Your instructions: Keep the images out and copy every entry below exactly.
++++ Data for the task
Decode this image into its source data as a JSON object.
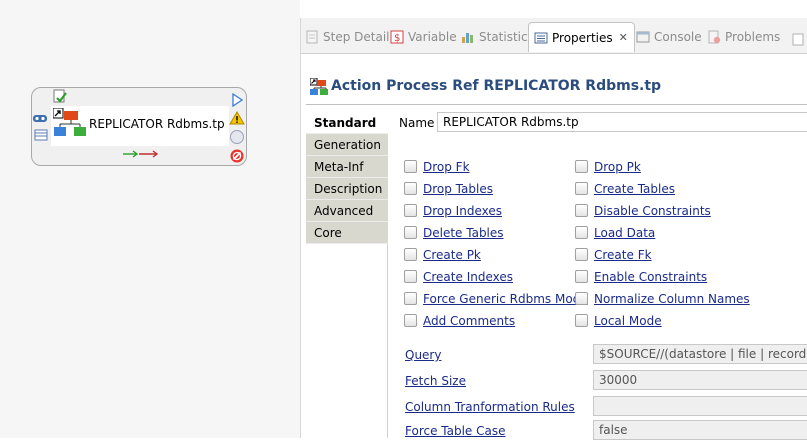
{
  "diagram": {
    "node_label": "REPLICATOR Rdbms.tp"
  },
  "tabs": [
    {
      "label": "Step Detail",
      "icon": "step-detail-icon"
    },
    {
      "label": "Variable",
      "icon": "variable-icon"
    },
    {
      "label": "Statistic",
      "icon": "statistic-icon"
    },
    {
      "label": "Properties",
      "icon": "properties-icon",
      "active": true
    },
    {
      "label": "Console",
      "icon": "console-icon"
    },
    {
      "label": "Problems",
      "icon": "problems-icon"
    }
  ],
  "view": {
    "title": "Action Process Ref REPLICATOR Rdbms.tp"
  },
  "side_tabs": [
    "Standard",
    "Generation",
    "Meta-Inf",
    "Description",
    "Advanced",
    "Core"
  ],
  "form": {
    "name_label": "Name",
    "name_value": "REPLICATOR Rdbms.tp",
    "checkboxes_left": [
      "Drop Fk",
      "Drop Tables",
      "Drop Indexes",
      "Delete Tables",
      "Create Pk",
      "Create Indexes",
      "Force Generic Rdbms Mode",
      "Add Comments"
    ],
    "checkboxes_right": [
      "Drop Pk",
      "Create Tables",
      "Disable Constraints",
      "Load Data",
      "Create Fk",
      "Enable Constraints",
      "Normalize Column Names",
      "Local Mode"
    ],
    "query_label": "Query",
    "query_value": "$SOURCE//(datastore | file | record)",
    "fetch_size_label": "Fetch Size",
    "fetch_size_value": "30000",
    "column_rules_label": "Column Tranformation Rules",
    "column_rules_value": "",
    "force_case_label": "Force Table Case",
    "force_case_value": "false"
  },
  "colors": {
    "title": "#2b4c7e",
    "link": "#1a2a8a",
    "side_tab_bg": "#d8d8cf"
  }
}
++++++++
Exercise result:
Decode this image into its source data as a JSON object.
{
  "diagram": {
    "node_label": "REPLICATOR Rdbms.tp"
  },
  "tabs": [
    {
      "label": "Step Detail",
      "icon": "step-detail-icon"
    },
    {
      "label": "Variable",
      "icon": "variable-icon"
    },
    {
      "label": "Statistic",
      "icon": "statistic-icon"
    },
    {
      "label": "Properties",
      "icon": "properties-icon",
      "active": true
    },
    {
      "label": "Console",
      "icon": "console-icon"
    },
    {
      "label": "Problems",
      "icon": "problems-icon"
    }
  ],
  "view": {
    "title": "Action Process Ref REPLICATOR Rdbms.tp"
  },
  "side_tabs": [
    "Standard",
    "Generation",
    "Meta-Inf",
    "Description",
    "Advanced",
    "Core"
  ],
  "form": {
    "name_label": "Name",
    "name_value": "REPLICATOR Rdbms.tp",
    "checkboxes_left": [
      "Drop Fk",
      "Drop Tables",
      "Drop Indexes",
      "Delete Tables",
      "Create Pk",
      "Create Indexes",
      "Force Generic Rdbms Mode",
      "Add Comments"
    ],
    "checkboxes_right": [
      "Drop Pk",
      "Create Tables",
      "Disable Constraints",
      "Load Data",
      "Create Fk",
      "Enable Constraints",
      "Normalize Column Names",
      "Local Mode"
    ],
    "query_label": "Query",
    "query_value": "$SOURCE//(datastore | file | record)",
    "fetch_size_label": "Fetch Size",
    "fetch_size_value": "30000",
    "column_rules_label": "Column Tranformation Rules",
    "column_rules_value": "",
    "force_case_label": "Force Table Case",
    "force_case_value": "false"
  },
  "colors": {
    "title": "#2b4c7e",
    "link": "#1a2a8a",
    "side_tab_bg": "#d8d8cf"
  }
}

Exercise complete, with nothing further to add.